WORK TO DO → Write out the whole listing, matching it exactly.

+++ DATA PROVIDED

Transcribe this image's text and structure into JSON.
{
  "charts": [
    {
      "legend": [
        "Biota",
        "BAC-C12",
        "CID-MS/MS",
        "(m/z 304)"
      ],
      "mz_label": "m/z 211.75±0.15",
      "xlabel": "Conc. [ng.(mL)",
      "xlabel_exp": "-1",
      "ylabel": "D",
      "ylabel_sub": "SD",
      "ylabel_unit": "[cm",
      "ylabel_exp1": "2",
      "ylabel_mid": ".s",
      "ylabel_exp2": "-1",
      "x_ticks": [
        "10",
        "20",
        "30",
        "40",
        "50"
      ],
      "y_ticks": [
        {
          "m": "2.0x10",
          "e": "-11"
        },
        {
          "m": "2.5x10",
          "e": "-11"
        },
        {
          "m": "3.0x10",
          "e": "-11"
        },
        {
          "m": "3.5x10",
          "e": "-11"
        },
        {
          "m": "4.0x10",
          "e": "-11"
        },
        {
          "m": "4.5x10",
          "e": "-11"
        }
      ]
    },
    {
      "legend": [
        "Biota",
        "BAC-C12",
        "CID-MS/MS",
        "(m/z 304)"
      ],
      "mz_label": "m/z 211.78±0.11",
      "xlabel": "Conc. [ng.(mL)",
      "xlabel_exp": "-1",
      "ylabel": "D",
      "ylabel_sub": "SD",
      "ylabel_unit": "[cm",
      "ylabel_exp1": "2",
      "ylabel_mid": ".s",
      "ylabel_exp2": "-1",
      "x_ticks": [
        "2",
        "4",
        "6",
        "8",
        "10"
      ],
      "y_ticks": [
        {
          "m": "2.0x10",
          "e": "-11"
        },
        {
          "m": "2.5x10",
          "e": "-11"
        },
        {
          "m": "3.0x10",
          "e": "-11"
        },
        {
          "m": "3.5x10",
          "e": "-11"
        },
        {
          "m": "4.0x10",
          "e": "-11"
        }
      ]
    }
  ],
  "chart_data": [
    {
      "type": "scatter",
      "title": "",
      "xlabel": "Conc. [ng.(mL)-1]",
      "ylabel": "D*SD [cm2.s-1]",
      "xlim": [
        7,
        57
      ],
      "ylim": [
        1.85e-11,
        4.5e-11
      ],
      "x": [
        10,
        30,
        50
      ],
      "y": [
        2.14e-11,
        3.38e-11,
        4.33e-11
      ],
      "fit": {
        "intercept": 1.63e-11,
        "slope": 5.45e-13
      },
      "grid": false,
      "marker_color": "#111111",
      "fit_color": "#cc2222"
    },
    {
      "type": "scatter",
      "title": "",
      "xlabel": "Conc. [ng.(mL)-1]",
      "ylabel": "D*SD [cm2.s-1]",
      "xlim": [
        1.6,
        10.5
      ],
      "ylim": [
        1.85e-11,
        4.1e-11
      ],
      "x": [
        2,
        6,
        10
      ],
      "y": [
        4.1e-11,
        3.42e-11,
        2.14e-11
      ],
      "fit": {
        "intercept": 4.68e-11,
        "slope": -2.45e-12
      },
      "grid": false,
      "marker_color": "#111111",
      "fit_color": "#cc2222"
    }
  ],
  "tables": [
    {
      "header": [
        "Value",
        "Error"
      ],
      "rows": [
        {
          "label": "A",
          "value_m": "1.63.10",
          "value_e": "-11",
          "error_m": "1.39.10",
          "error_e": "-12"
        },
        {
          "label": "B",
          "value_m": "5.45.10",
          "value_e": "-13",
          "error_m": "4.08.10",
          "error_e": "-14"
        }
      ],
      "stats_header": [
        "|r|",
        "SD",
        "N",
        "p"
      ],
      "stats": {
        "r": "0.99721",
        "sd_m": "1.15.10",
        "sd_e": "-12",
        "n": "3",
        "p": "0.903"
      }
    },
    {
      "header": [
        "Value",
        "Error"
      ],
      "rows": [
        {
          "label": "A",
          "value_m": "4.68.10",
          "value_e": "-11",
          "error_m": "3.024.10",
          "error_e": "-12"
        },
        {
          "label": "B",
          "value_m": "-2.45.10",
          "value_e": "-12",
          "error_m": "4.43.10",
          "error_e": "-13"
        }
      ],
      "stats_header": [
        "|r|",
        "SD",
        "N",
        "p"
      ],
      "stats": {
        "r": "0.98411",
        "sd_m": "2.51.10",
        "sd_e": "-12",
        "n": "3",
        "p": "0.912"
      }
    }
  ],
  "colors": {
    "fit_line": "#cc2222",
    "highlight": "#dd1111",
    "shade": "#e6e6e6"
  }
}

++++++

REPLY TO THE TASK →
Transcribe this image's text and structure into JSON.
{
  "charts": [
    {
      "legend": [
        "Biota",
        "BAC-C12",
        "CID-MS/MS",
        "(m/z 304)"
      ],
      "mz_label": "m/z 211.75±0.15",
      "xlabel": "Conc. [ng.(mL)",
      "xlabel_exp": "-1",
      "ylabel": "D",
      "ylabel_sub": "SD",
      "ylabel_unit": "[cm",
      "ylabel_exp1": "2",
      "ylabel_mid": ".s",
      "ylabel_exp2": "-1",
      "x_ticks": [
        "10",
        "20",
        "30",
        "40",
        "50"
      ],
      "y_ticks": [
        {
          "m": "2.0x10",
          "e": "-11"
        },
        {
          "m": "2.5x10",
          "e": "-11"
        },
        {
          "m": "3.0x10",
          "e": "-11"
        },
        {
          "m": "3.5x10",
          "e": "-11"
        },
        {
          "m": "4.0x10",
          "e": "-11"
        },
        {
          "m": "4.5x10",
          "e": "-11"
        }
      ]
    },
    {
      "legend": [
        "Biota",
        "BAC-C12",
        "CID-MS/MS",
        "(m/z 304)"
      ],
      "mz_label": "m/z 211.78±0.11",
      "xlabel": "Conc. [ng.(mL)",
      "xlabel_exp": "-1",
      "ylabel": "D",
      "ylabel_sub": "SD",
      "ylabel_unit": "[cm",
      "ylabel_exp1": "2",
      "ylabel_mid": ".s",
      "ylabel_exp2": "-1",
      "x_ticks": [
        "2",
        "4",
        "6",
        "8",
        "10"
      ],
      "y_ticks": [
        {
          "m": "2.0x10",
          "e": "-11"
        },
        {
          "m": "2.5x10",
          "e": "-11"
        },
        {
          "m": "3.0x10",
          "e": "-11"
        },
        {
          "m": "3.5x10",
          "e": "-11"
        },
        {
          "m": "4.0x10",
          "e": "-11"
        }
      ]
    }
  ],
  "chart_data": [
    {
      "type": "scatter",
      "title": "",
      "xlabel": "Conc. [ng.(mL)-1]",
      "ylabel": "D*SD [cm2.s-1]",
      "xlim": [
        7,
        57
      ],
      "ylim": [
        1.85e-11,
        4.5e-11
      ],
      "x": [
        10,
        30,
        50
      ],
      "y": [
        2.14e-11,
        3.38e-11,
        4.33e-11
      ],
      "fit": {
        "intercept": 1.63e-11,
        "slope": 5.45e-13
      },
      "grid": false,
      "marker_color": "#111111",
      "fit_color": "#cc2222"
    },
    {
      "type": "scatter",
      "title": "",
      "xlabel": "Conc. [ng.(mL)-1]",
      "ylabel": "D*SD [cm2.s-1]",
      "xlim": [
        1.6,
        10.5
      ],
      "ylim": [
        1.85e-11,
        4.1e-11
      ],
      "x": [
        2,
        6,
        10
      ],
      "y": [
        4.1e-11,
        3.42e-11,
        2.14e-11
      ],
      "fit": {
        "intercept": 4.68e-11,
        "slope": -2.45e-12
      },
      "grid": false,
      "marker_color": "#111111",
      "fit_color": "#cc2222"
    }
  ],
  "tables": [
    {
      "header": [
        "Value",
        "Error"
      ],
      "rows": [
        {
          "label": "A",
          "value_m": "1.63.10",
          "value_e": "-11",
          "error_m": "1.39.10",
          "error_e": "-12"
        },
        {
          "label": "B",
          "value_m": "5.45.10",
          "value_e": "-13",
          "error_m": "4.08.10",
          "error_e": "-14"
        }
      ],
      "stats_header": [
        "|r|",
        "SD",
        "N",
        "p"
      ],
      "stats": {
        "r": "0.99721",
        "sd_m": "1.15.10",
        "sd_e": "-12",
        "n": "3",
        "p": "0.903"
      }
    },
    {
      "header": [
        "Value",
        "Error"
      ],
      "rows": [
        {
          "label": "A",
          "value_m": "4.68.10",
          "value_e": "-11",
          "error_m": "3.024.10",
          "error_e": "-12"
        },
        {
          "label": "B",
          "value_m": "-2.45.10",
          "value_e": "-12",
          "error_m": "4.43.10",
          "error_e": "-13"
        }
      ],
      "stats_header": [
        "|r|",
        "SD",
        "N",
        "p"
      ],
      "stats": {
        "r": "0.98411",
        "sd_m": "2.51.10",
        "sd_e": "-12",
        "n": "3",
        "p": "0.912"
      }
    }
  ],
  "colors": {
    "fit_line": "#cc2222",
    "highlight": "#dd1111",
    "shade": "#e6e6e6"
  }
}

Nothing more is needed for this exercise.